Norman Charles was an early Butte resident, listed as an expressman (a cargo manager for a railway company) in 1885. By 1891, he and partner John King (later, Charles partnered with John Spargo, who roomed at 117 W. Copper) were operating a saloon on the west side of the cable line, “2 south of power house”—meaning the electricity generating station for what was evolving from the cable car line to the Butte Electric Street Railway. The saloon location was at the corner of the alley west of Main Street and the alley between Agate and Ruby Streets just north of the location of the boarding house in the photo above. Charles lived on West Agate Street, in a house at #7.

By 1900, Charles had moved his saloon to a more prominent location, 69 East Park, in the east half of the building housing Rudolph’s Furniture today. And he was successful enough that in 1898 he erected a large double-bay fronted boarding house at #3 West Agate, shown in the photo above. The parapet reads “Norman Charles Block 1898”. The porch enclosure is not original. The Charles Block replaced a large double-bay-fronted frame dwelling of 1½ stories, probably Charles' previous residence at #7, but the address scheme is unclear for the 1880s and early 1890s.

This enclave of a few blocks was surrounded by industry, with the trolley barn and power house a block north, the Clear Grit mine a block east across Main Street, and railroads, both the Butte Anaconda & Pacific and the Montana Union, bounding the northern and southern limits. There was a gulch to the west which ultimately drained south, past the Original Mine and the Court House. That gulch is still present today as a culvert that approximates Alaska Street and continues underneath the heart of the central business district. The photo below, from Jean Koskimaki's collection from the 1950s, shows the isolation of this area. Of the buildings in the photo below, only the Charles Block still stands.

### Your goal
Please translate this sentence from the Butte passage into Spanish: "Charles lived on West Agate Street, in a house at #7."

### Data shown
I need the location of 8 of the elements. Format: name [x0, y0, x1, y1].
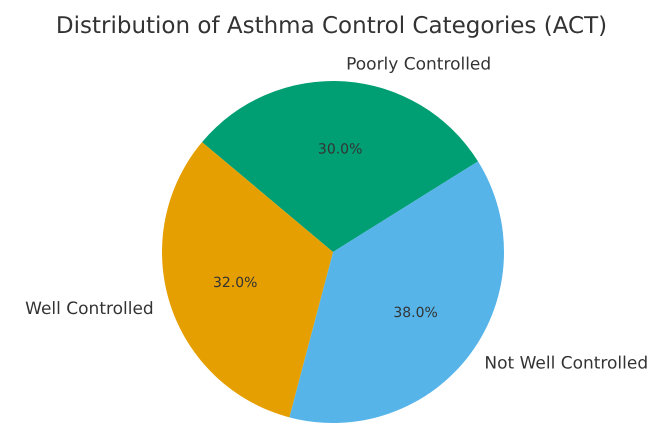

### Result
Charles vivía en West Agate Street, en una casa en el número 7.